## INSTRUCTION:
Every entry that follows needs to be repeated exactly.

## DATA SUPPLIED:
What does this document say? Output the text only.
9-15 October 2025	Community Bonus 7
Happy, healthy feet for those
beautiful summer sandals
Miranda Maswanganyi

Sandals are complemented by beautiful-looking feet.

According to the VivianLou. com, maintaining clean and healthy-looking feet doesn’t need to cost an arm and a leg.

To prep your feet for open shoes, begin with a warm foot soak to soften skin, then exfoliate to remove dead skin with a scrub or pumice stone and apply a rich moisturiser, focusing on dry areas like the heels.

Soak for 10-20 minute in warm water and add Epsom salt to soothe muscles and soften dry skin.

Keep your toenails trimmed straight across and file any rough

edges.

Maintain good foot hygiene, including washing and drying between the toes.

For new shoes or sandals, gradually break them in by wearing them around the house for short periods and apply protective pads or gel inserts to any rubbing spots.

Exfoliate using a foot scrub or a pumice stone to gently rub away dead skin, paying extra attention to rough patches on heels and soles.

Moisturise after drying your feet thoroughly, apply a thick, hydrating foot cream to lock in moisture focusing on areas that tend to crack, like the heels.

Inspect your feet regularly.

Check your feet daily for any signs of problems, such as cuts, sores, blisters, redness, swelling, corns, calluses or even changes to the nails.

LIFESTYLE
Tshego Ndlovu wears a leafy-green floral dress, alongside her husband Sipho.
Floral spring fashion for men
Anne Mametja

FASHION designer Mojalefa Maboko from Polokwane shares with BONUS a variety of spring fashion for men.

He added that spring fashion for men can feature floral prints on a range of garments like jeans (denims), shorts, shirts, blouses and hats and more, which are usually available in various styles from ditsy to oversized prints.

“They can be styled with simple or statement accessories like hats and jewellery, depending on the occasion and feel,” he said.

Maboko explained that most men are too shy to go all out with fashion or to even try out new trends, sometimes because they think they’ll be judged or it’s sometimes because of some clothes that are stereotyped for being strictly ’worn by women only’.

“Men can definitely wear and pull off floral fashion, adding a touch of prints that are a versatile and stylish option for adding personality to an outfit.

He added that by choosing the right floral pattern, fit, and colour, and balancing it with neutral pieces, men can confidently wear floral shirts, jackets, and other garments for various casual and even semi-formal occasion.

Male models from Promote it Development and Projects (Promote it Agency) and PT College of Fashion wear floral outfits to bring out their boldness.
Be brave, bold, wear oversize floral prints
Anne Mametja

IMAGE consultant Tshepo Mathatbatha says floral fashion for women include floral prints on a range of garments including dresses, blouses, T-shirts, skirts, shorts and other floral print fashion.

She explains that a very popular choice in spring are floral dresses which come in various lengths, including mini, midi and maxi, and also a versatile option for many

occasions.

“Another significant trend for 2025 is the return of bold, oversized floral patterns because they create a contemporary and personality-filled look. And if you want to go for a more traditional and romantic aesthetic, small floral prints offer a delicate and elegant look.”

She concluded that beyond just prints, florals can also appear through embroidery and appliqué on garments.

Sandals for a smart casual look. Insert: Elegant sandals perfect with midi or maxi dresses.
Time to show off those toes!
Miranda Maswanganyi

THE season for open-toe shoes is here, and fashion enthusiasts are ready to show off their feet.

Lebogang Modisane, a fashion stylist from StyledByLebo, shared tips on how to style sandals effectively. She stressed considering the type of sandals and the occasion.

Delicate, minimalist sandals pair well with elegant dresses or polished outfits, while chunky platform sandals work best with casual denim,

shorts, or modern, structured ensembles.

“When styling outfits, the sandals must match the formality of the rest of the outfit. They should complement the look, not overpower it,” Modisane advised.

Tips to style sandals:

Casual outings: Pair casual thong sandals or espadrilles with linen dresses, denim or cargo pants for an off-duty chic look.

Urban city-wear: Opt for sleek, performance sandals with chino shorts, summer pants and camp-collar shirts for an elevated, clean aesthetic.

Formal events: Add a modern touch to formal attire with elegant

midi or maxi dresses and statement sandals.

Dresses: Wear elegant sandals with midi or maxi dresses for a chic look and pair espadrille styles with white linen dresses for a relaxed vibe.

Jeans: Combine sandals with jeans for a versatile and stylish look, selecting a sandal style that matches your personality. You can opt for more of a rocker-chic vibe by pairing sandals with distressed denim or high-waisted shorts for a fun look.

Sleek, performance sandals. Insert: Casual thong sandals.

## RESULT OF THE EXERCISE:
What does this document say? Output the text only.
9-15 October 2025	Community Bonus 7
Happy, healthy feet for those
beautiful summer sandals
Miranda Maswanganyi

Sandals are complemented by beautiful-looking feet.

According to the VivianLou. com, maintaining clean and healthy-looking feet doesn’t need to cost an arm and a leg.

To prep your feet for open shoes, begin with a warm foot soak to soften skin, then exfoliate to remove dead skin with a scrub or pumice stone and apply a rich moisturiser, focusing on dry areas like the heels.

Soak for 10-20 minute in warm water and add Epsom salt to soothe muscles and soften dry skin.

Keep your toenails trimmed straight across and file any rough

edges.

Maintain good foot hygiene, including washing and drying between the toes.

For new shoes or sandals, gradually break them in by wearing them around the house for short periods and apply protective pads or gel inserts to any rubbing spots.

Exfoliate using a foot scrub or a pumice stone to gently rub away dead skin, paying extra attention to rough patches on heels and soles.

Moisturise after drying your feet thoroughly, apply a thick, hydrating foot cream to lock in moisture focusing on areas that tend to crack, like the heels.

Inspect your feet regularly.

Check your feet daily for any signs of problems, such as cuts, sores, blisters, redness, swelling, corns, calluses or even changes to the nails.

LIFESTYLE
Tshego Ndlovu wears a leafy-green floral dress, alongside her husband Sipho.
Floral spring fashion for men
Anne Mametja

FASHION designer Mojalefa Maboko from Polokwane shares with BONUS a variety of spring fashion for men.

He added that spring fashion for men can feature floral prints on a range of garments like jeans (denims), shorts, shirts, blouses and hats and more, which are usually available in various styles from ditsy to oversized prints.

“They can be styled with simple or statement accessories like hats and jewellery, depending on the occasion and feel,” he said.

Maboko explained that most men are too shy to go all out with fashion or to even try out new trends, sometimes because they think they’ll be judged or it’s sometimes because of some clothes that are stereotyped for being strictly ’worn by women only’.

“Men can definitely wear and pull off floral fashion, adding a touch of prints that are a versatile and stylish option for adding personality to an outfit.

He added that by choosing the right floral pattern, fit, and colour, and balancing it with neutral pieces, men can confidently wear floral shirts, jackets, and other garments for various casual and even semi-formal occasion.

Male models from Promote it Development and Projects (Promote it Agency) and PT College of Fashion wear floral outfits to bring out their boldness.
Be brave, bold, wear oversize floral prints
Anne Mametja

IMAGE consultant Tshepo Mathatbatha says floral fashion for women include floral prints on a range of garments including dresses, blouses, T-shirts, skirts, shorts and other floral print fashion.

She explains that a very popular choice in spring are floral dresses which come in various lengths, including mini, midi and maxi, and also a versatile option for many

occasions.

“Another significant trend for 2025 is the return of bold, oversized floral patterns because they create a contemporary and personality-filled look. And if you want to go for a more traditional and romantic aesthetic, small floral prints offer a delicate and elegant look.”

She concluded that beyond just prints, florals can also appear through embroidery and appliqué on garments.

Sandals for a smart casual look. Insert: Elegant sandals perfect with midi or maxi dresses.
Time to show off those toes!
Miranda Maswanganyi

THE season for open-toe shoes is here, and fashion enthusiasts are ready to show off their feet.

Lebogang Modisane, a fashion stylist from StyledByLebo, shared tips on how to style sandals effectively. She stressed considering the type of sandals and the occasion.

Delicate, minimalist sandals pair well with elegant dresses or polished outfits, while chunky platform sandals work best with casual denim,

shorts, or modern, structured ensembles.

“When styling outfits, the sandals must match the formality of the rest of the outfit. They should complement the look, not overpower it,” Modisane advised.

Tips to style sandals:

Casual outings: Pair casual thong sandals or espadrilles with linen dresses, denim or cargo pants for an off-duty chic look.

Urban city-wear: Opt for sleek, performance sandals with chino shorts, summer pants and camp-collar shirts for an elevated, clean aesthetic.

Formal events: Add a modern touch to formal attire with elegant

midi or maxi dresses and statement sandals.

Dresses: Wear elegant sandals with midi or maxi dresses for a chic look and pair espadrille styles with white linen dresses for a relaxed vibe.

Jeans: Combine sandals with jeans for a versatile and stylish look, selecting a sandal style that matches your personality. You can opt for more of a rocker-chic vibe by pairing sandals with distressed denim or high-waisted shorts for a fun look.

Sleek, performance sandals. Insert: Casual thong sandals.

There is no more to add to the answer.